Figure dataset records:
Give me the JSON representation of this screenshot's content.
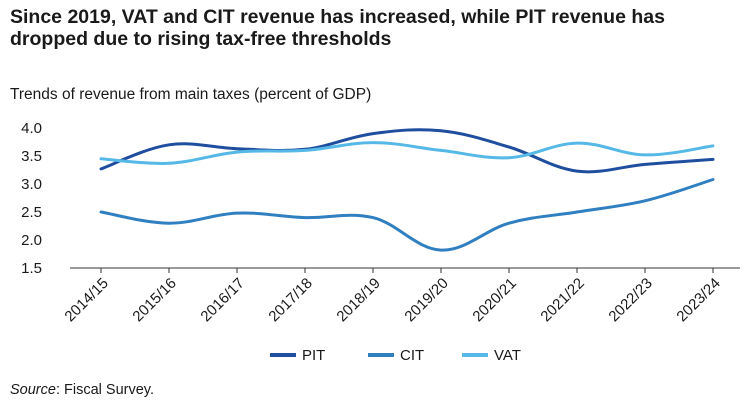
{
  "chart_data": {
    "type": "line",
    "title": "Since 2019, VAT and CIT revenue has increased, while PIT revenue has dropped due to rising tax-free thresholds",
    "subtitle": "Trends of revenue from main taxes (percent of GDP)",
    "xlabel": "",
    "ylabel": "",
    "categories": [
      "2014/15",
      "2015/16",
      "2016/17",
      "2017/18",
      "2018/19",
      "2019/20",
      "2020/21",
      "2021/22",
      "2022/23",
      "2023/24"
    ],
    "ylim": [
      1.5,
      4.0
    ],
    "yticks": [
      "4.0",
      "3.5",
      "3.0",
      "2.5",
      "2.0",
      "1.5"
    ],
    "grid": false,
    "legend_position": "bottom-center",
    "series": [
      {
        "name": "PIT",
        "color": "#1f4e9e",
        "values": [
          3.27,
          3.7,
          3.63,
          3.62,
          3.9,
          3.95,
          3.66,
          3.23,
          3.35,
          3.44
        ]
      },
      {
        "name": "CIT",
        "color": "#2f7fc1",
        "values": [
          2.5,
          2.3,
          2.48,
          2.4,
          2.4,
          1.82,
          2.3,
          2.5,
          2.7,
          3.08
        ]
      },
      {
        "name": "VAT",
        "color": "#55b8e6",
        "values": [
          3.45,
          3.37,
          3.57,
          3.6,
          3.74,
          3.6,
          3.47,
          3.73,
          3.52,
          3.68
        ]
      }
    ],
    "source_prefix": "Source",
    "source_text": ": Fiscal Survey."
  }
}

> [Set task]: Copy each line of the records that contains the word "revenue".

> [Result for this exercise]:
    "title": "Since 2019, VAT and CIT revenue has increased, while PIT revenue has dropped due to rising tax-free thresholds",
    "subtitle": "Trends of revenue from main taxes (percent of GDP)",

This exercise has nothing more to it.